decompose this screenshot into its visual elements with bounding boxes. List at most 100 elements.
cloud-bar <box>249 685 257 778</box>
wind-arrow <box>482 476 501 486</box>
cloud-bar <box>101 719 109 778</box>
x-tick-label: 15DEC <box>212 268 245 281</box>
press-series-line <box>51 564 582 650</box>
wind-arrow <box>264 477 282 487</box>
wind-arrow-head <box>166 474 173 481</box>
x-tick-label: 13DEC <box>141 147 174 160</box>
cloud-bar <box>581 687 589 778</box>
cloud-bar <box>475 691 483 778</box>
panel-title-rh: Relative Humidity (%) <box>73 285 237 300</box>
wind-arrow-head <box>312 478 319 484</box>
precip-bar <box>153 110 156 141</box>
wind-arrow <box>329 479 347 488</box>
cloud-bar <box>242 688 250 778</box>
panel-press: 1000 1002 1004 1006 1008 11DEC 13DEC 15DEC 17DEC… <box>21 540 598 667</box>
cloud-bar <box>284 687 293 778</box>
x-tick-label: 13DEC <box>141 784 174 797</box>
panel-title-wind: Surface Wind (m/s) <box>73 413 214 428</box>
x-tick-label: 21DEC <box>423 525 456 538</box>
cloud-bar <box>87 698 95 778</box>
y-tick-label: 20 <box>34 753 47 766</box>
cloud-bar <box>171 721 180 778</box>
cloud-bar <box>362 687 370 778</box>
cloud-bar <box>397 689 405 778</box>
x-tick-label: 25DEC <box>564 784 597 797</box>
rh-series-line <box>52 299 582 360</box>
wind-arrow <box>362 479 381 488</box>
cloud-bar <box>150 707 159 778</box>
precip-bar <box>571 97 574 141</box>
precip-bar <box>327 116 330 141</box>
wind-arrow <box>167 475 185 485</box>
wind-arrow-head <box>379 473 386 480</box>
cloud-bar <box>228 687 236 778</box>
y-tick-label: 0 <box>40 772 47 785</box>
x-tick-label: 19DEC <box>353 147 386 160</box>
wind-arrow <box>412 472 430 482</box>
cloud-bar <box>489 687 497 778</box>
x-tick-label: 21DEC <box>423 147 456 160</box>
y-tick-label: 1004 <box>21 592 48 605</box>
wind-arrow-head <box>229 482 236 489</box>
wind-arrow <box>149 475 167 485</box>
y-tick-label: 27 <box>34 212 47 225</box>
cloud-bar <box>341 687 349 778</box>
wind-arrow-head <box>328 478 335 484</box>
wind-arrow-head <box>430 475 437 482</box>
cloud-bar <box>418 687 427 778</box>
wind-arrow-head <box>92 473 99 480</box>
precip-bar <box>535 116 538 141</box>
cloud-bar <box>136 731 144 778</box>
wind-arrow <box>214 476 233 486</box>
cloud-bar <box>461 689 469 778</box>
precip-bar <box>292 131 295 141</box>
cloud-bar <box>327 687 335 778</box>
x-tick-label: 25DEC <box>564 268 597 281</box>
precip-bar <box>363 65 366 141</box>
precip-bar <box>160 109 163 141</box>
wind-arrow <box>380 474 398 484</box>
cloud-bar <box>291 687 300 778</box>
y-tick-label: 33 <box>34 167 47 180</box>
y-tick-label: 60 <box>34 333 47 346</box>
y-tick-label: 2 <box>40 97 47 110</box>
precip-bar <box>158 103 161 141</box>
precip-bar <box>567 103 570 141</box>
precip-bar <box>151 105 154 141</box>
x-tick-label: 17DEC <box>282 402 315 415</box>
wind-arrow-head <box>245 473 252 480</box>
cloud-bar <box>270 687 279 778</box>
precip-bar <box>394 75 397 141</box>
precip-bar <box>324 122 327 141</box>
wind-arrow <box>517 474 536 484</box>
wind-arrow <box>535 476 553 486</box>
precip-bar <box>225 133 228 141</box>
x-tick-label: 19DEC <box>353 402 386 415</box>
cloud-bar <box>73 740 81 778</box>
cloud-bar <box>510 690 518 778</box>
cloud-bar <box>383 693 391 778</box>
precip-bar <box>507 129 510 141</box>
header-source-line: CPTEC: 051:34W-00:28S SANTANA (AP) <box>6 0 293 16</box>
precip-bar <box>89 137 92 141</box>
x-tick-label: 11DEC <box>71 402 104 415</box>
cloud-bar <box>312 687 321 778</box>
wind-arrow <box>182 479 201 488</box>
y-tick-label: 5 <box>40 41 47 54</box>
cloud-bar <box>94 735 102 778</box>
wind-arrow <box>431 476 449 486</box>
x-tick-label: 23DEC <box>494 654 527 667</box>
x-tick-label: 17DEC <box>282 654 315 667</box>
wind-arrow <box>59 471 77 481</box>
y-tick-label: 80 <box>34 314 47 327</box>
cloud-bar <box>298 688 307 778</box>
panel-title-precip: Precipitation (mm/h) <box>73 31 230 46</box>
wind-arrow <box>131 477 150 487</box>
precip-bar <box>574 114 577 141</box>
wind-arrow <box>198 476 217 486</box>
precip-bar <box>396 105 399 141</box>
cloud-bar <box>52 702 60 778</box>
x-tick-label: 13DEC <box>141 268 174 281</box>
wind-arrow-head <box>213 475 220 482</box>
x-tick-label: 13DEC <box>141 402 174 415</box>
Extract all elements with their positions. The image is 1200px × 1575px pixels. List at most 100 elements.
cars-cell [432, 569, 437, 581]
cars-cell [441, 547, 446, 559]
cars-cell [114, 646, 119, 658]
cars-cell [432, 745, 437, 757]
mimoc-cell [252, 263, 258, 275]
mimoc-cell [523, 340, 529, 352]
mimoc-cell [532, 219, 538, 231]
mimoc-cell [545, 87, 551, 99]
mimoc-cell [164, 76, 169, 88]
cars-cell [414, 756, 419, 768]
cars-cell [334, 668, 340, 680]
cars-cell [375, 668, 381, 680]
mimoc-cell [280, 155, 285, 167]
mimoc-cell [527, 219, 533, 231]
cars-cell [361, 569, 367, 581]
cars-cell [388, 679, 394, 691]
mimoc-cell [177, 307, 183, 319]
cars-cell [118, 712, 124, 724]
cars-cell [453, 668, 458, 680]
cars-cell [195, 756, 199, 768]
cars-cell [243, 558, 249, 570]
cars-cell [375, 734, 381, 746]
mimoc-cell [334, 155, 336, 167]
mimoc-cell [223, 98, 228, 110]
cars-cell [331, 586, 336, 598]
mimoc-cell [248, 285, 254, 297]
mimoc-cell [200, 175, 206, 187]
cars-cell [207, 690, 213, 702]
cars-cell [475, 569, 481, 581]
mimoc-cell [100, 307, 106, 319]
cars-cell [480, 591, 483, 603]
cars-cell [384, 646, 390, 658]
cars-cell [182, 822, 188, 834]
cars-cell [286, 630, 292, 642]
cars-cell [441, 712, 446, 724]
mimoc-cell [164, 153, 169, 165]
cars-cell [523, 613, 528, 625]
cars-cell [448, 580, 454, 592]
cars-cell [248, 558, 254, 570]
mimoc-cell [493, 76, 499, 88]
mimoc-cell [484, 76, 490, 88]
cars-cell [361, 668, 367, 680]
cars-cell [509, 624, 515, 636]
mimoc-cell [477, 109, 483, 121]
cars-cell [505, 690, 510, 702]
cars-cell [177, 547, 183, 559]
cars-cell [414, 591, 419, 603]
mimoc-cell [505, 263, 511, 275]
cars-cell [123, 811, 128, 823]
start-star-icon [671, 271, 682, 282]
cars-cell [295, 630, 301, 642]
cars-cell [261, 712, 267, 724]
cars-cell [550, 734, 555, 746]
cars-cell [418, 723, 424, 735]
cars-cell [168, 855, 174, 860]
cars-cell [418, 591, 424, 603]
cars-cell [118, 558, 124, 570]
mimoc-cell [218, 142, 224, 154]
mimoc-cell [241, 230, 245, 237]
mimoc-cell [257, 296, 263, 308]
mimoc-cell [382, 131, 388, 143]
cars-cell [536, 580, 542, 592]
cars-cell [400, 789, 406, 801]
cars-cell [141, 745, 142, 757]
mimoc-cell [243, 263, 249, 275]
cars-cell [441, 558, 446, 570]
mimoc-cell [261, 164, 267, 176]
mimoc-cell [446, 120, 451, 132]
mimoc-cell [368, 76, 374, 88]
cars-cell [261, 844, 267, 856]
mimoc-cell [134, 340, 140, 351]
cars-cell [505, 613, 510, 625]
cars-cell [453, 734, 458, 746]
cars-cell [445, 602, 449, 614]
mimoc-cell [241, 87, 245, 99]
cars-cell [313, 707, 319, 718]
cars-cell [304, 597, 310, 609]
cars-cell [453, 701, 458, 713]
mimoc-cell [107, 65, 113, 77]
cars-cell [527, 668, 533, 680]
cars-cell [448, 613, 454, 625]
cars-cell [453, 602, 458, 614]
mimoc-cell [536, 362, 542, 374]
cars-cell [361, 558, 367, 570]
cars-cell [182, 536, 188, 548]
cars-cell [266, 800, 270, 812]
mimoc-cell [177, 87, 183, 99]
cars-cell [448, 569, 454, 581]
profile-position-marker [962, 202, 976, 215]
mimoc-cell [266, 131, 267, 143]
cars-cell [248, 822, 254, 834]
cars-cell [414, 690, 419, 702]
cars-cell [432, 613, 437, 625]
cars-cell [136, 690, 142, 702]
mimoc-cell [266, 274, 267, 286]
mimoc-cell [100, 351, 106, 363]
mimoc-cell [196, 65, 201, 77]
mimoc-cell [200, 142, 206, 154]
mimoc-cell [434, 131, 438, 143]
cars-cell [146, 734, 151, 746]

▶ Written exercise
Please repeat the material above word for word, from its first line up to and including the line with "cloud-bar <box>242 688 250 778</box>".

▶ Task output
decompose this screenshot into its visual elements with bounding boxes. List at most 100 elements.
cloud-bar <box>249 685 257 778</box>
wind-arrow <box>482 476 501 486</box>
cloud-bar <box>101 719 109 778</box>
x-tick-label: 15DEC <box>212 268 245 281</box>
press-series-line <box>51 564 582 650</box>
wind-arrow <box>264 477 282 487</box>
wind-arrow-head <box>166 474 173 481</box>
x-tick-label: 13DEC <box>141 147 174 160</box>
cloud-bar <box>581 687 589 778</box>
cloud-bar <box>475 691 483 778</box>
panel-title-rh: Relative Humidity (%) <box>73 285 237 300</box>
wind-arrow-head <box>312 478 319 484</box>
precip-bar <box>153 110 156 141</box>
wind-arrow <box>329 479 347 488</box>
cloud-bar <box>242 688 250 778</box>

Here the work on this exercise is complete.